--- start ---

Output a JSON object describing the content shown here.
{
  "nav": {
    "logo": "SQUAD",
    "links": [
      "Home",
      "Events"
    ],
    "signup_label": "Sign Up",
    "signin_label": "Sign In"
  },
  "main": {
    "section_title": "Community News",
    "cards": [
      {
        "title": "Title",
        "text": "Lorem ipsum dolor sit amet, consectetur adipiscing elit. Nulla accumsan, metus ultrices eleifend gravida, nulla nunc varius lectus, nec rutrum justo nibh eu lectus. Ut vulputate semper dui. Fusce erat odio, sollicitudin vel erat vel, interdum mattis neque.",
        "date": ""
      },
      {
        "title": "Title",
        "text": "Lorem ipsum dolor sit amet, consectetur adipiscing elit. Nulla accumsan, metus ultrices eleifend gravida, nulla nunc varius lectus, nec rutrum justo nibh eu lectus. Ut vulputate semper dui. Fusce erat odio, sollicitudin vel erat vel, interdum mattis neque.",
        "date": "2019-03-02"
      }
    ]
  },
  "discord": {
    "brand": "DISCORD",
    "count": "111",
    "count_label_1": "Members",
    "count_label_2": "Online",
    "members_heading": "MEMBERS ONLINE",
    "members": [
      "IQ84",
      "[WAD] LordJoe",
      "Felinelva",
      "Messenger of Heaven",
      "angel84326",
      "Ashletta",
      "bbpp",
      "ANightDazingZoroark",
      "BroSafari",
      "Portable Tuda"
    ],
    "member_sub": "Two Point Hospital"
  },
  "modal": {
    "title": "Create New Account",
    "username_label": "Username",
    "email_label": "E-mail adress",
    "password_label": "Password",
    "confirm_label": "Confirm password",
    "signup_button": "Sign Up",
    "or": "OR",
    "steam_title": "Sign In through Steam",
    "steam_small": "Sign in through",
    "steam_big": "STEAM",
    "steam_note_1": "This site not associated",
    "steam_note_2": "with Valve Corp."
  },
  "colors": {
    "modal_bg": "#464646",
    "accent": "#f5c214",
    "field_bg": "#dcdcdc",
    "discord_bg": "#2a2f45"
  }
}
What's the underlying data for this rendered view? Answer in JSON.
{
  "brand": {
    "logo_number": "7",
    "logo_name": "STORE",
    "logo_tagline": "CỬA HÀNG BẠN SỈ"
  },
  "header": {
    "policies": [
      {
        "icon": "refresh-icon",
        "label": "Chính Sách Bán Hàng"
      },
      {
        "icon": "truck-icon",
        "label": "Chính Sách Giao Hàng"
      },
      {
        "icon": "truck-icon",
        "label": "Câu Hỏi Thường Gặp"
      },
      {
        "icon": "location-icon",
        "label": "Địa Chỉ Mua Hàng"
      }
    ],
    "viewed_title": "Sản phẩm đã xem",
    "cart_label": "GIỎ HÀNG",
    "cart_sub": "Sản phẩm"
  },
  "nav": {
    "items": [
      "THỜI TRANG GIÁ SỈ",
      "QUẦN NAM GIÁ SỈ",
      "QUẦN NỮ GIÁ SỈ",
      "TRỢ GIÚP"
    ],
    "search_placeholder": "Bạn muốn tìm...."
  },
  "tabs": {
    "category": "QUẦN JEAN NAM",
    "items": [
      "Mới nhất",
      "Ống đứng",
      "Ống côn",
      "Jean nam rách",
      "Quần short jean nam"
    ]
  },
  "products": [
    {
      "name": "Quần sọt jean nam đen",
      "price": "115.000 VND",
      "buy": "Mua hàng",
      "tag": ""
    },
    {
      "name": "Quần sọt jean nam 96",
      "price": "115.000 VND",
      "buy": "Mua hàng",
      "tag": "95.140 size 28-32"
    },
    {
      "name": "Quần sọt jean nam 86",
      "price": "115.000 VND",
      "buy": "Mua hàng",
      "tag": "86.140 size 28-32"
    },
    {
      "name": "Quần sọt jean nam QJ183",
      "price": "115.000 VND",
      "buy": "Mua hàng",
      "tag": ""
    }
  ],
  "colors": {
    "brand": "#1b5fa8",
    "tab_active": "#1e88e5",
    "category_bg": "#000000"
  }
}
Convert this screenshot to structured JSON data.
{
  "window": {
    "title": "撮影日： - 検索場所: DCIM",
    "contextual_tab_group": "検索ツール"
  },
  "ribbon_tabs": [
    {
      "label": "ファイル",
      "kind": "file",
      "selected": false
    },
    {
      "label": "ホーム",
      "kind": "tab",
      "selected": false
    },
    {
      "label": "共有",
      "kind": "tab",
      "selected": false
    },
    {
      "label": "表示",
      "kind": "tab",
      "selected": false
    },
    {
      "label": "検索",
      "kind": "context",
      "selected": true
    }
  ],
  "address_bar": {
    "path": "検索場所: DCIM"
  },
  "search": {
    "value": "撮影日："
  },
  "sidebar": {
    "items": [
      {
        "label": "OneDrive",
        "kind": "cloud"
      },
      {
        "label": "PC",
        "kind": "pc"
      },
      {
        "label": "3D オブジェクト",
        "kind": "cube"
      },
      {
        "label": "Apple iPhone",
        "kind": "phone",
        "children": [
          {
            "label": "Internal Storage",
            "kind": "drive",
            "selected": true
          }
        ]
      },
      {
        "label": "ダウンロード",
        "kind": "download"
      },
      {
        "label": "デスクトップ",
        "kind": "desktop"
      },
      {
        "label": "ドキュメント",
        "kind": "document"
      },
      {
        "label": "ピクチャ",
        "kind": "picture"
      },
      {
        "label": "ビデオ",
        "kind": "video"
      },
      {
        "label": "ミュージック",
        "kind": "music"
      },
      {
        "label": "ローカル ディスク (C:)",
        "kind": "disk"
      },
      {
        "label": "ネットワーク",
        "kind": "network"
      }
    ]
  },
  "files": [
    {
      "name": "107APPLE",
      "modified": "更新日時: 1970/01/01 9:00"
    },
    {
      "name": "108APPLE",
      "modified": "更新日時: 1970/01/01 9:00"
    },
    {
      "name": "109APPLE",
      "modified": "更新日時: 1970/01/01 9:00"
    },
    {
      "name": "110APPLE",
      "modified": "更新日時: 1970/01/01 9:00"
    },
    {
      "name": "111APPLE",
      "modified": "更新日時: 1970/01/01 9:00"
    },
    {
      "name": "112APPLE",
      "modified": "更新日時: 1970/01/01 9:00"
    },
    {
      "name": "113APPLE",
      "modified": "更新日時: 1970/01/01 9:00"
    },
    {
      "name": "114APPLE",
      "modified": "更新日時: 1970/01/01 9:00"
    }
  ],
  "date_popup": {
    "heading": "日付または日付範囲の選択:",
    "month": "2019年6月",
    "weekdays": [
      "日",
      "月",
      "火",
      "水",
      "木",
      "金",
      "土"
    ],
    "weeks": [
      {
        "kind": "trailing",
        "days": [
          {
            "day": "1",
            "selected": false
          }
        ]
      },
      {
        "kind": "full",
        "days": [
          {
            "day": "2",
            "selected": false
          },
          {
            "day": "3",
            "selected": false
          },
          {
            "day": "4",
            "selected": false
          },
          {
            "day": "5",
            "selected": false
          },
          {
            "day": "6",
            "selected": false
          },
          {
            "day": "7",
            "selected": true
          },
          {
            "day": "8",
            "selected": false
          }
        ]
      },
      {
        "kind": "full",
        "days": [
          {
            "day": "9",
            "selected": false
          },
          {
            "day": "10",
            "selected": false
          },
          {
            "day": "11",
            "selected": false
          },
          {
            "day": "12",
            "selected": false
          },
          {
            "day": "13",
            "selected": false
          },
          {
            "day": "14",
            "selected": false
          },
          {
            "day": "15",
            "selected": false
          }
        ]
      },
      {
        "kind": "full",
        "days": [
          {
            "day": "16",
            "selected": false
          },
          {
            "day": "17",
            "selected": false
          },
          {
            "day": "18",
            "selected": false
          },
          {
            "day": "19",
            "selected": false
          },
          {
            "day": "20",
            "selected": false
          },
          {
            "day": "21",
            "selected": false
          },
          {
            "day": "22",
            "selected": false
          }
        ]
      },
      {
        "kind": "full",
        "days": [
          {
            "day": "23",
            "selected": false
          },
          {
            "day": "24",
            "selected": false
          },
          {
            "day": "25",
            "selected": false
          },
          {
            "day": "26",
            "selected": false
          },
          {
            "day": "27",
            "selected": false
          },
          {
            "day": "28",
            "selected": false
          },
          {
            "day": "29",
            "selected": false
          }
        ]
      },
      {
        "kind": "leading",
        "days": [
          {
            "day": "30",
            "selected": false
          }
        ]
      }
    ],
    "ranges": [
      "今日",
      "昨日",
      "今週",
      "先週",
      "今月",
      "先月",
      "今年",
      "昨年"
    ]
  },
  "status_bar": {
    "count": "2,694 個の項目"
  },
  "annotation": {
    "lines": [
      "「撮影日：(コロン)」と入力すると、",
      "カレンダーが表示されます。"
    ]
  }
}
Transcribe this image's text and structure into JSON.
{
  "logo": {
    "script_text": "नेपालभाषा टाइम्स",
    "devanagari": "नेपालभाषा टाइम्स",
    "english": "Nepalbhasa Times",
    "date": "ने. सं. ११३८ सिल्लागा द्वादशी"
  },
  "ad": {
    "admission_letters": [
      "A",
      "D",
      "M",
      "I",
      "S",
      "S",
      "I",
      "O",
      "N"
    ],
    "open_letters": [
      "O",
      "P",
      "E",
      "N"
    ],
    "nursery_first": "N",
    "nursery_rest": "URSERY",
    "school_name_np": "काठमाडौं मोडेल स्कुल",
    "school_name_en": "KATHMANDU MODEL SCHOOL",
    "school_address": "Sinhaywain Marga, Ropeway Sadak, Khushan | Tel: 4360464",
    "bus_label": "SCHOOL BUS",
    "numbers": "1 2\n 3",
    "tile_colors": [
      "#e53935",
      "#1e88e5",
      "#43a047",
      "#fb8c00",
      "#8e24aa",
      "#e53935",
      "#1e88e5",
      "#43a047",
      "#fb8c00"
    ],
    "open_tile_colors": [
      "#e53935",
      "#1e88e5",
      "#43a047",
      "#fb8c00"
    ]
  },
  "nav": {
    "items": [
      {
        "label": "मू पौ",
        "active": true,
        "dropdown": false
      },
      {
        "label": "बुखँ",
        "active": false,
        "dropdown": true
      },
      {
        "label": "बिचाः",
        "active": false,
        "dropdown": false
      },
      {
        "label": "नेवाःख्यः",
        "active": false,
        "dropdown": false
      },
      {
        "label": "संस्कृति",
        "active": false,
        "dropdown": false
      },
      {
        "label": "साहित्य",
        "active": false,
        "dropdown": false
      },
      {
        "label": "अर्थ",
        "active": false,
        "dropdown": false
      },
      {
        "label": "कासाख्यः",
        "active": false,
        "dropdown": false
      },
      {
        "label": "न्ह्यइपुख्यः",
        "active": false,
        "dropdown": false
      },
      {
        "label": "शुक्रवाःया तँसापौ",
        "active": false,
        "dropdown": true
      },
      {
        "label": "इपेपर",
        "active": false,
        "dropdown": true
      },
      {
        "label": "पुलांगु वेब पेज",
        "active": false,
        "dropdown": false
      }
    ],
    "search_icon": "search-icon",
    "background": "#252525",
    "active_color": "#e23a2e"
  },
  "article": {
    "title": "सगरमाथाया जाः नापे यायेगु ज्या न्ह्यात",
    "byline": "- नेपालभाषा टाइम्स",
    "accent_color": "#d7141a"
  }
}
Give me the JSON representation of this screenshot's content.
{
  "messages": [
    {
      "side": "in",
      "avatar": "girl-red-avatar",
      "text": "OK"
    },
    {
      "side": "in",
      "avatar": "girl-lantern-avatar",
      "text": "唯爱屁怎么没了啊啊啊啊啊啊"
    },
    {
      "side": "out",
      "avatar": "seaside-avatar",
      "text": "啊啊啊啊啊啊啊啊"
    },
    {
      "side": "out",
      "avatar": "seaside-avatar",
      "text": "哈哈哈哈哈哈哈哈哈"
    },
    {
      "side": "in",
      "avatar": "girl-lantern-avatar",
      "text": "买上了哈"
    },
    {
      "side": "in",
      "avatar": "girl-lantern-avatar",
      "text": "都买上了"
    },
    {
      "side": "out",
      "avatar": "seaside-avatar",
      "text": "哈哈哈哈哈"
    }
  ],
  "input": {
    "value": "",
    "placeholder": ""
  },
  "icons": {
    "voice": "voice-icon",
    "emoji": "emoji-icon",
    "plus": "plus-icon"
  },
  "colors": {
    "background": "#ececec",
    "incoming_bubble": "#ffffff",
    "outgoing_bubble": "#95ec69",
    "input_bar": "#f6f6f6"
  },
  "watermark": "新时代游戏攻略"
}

--- end ---

- [Task details]
Extract every line from the records above that contains the word "data".

- [Solution below]
What's the underlying data for this rendered view? Answer in JSON.
Convert this screenshot to structured JSON data.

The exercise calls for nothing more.